*Given data*.

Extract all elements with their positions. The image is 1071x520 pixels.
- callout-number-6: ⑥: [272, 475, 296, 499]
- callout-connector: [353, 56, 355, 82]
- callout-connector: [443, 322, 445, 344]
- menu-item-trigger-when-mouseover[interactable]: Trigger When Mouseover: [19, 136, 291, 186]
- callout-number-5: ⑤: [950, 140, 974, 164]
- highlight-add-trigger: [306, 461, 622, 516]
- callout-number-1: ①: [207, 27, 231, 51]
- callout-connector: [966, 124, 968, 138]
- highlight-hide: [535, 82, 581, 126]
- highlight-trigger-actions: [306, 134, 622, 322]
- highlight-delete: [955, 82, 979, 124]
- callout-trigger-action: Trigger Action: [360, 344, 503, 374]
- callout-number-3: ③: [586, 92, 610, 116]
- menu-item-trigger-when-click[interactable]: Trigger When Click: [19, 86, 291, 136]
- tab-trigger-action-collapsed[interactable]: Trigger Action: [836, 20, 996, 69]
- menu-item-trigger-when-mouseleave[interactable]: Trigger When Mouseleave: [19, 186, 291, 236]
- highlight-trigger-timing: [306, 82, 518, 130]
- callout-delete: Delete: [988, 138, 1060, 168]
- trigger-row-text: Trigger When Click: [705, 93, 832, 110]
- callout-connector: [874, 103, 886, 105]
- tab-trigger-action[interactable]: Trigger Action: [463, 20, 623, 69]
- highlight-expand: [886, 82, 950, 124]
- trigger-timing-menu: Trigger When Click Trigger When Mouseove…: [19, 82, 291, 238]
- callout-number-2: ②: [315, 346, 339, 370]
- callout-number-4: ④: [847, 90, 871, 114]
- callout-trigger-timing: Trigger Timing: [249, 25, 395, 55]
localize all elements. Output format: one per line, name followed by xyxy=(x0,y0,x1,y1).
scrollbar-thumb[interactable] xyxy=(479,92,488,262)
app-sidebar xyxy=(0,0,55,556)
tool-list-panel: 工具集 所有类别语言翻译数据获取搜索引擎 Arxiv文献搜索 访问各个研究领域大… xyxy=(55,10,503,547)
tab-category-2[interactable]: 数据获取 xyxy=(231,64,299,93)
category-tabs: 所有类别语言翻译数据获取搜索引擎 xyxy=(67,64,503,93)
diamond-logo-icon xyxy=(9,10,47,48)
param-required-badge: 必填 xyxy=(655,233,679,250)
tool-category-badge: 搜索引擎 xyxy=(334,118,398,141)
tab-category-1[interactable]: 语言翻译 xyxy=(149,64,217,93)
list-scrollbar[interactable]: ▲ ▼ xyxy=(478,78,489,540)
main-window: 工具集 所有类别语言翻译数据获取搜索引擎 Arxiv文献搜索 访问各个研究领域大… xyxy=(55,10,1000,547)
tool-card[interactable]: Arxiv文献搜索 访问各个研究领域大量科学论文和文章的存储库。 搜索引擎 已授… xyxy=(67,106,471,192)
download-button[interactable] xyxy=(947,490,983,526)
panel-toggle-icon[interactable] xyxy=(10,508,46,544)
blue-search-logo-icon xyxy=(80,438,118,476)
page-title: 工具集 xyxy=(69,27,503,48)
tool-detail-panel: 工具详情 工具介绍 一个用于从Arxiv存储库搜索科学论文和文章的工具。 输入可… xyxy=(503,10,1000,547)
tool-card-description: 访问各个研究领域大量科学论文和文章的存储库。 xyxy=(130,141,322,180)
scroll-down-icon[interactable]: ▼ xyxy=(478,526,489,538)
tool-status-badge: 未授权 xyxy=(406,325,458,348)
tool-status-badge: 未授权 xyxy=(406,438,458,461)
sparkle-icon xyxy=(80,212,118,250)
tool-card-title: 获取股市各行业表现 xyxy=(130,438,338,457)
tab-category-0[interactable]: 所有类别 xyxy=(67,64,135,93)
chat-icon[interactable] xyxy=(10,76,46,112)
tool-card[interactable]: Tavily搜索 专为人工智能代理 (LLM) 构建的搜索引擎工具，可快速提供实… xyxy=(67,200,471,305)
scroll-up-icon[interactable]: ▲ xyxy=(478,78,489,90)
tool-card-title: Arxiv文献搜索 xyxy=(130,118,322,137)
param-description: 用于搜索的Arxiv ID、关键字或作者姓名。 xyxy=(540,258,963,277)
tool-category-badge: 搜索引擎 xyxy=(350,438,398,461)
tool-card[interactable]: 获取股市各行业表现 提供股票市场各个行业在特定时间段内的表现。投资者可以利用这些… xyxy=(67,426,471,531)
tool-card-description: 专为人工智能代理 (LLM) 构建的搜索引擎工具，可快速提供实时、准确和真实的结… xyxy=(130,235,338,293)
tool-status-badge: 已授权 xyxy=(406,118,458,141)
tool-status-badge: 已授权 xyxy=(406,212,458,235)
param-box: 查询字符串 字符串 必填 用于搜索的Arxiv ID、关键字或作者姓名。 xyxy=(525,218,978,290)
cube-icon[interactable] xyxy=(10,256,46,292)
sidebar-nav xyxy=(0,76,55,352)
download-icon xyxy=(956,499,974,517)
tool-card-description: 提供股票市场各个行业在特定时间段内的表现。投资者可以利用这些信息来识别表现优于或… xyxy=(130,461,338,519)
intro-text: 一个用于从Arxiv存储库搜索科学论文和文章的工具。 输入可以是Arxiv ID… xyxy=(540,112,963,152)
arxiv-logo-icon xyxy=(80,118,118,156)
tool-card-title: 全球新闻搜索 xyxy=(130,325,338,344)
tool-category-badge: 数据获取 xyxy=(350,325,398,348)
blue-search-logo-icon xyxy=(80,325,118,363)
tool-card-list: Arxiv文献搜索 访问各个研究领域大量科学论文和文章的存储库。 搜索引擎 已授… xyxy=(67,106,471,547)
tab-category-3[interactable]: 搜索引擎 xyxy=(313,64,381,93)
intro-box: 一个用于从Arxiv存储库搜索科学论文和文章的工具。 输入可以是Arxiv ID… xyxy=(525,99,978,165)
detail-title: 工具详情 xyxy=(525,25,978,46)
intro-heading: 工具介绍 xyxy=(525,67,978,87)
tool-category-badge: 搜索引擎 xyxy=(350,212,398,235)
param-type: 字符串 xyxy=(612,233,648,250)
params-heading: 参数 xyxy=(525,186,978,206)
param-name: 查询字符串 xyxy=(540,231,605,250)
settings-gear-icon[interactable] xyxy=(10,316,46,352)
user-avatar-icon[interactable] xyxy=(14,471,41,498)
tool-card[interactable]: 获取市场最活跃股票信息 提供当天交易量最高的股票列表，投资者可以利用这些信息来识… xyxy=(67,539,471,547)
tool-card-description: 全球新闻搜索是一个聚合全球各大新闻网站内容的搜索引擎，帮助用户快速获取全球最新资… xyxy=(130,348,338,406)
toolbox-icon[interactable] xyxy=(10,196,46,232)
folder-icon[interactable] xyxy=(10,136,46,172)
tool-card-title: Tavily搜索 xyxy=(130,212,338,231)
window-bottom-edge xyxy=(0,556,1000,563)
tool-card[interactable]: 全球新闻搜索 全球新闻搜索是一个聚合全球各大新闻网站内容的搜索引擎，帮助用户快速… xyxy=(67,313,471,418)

*To do*.
Rewrite the items from the very first line through the line containing "- highlight-expand: [886, 82, 950, 124]" as a Markdown table with a "Row" column for the row number and a "Line" column for the line itself, skipping any blank lines.

*Expected output*.
| Row | Line |
|---|---|
| 1 | Extract all elements with their positions. The image is 1071x520 pixels. |
| 2 | - callout-number-6: ⑥: [272, 475, 296, 499] |
| 3 | - callout-connector: [353, 56, 355, 82] |
| 4 | - callout-connector: [443, 322, 445, 344] |
| 5 | - menu-item-trigger-when-mouseover[interactable]: Trigger When Mouseover: [19, 136, 291, 186] |
| 6 | - callout-number-5: ⑤: [950, 140, 974, 164] |
| 7 | - highlight-add-trigger: [306, 461, 622, 516] |
| 8 | - callout-number-1: ①: [207, 27, 231, 51] |
| 9 | - callout-connector: [966, 124, 968, 138] |
| 10 | - highlight-hide: [535, 82, 581, 126] |
| 11 | - highlight-trigger-actions: [306, 134, 622, 322] |
| 12 | - highlight-delete: [955, 82, 979, 124] |
| 13 | - callout-trigger-action: Trigger Action: [360, 344, 503, 374] |
| 14 | - callout-number-3: ③: [586, 92, 610, 116] |
| 15 | - menu-item-trigger-when-click[interactable]: Trigger When Click: [19, 86, 291, 136] |
| 16 | - tab-trigger-action-collapsed[interactable]: Trigger Action: [836, 20, 996, 69] |
| 17 | - menu-item-trigger-when-mouseleave[interactable]: Trigger When Mouseleave: [19, 186, 291, 236] |
| 18 | - highlight-trigger-timing: [306, 82, 518, 130] |
| 19 | - callout-delete: Delete: [988, 138, 1060, 168] |
| 20 | - trigger-row-text: Trigger When Click: [705, 93, 832, 110] |
| 21 | - callout-connector: [874, 103, 886, 105] |
| 22 | - tab-trigger-action[interactable]: Trigger Action: [463, 20, 623, 69] |
| 23 | - highlight-expand: [886, 82, 950, 124] |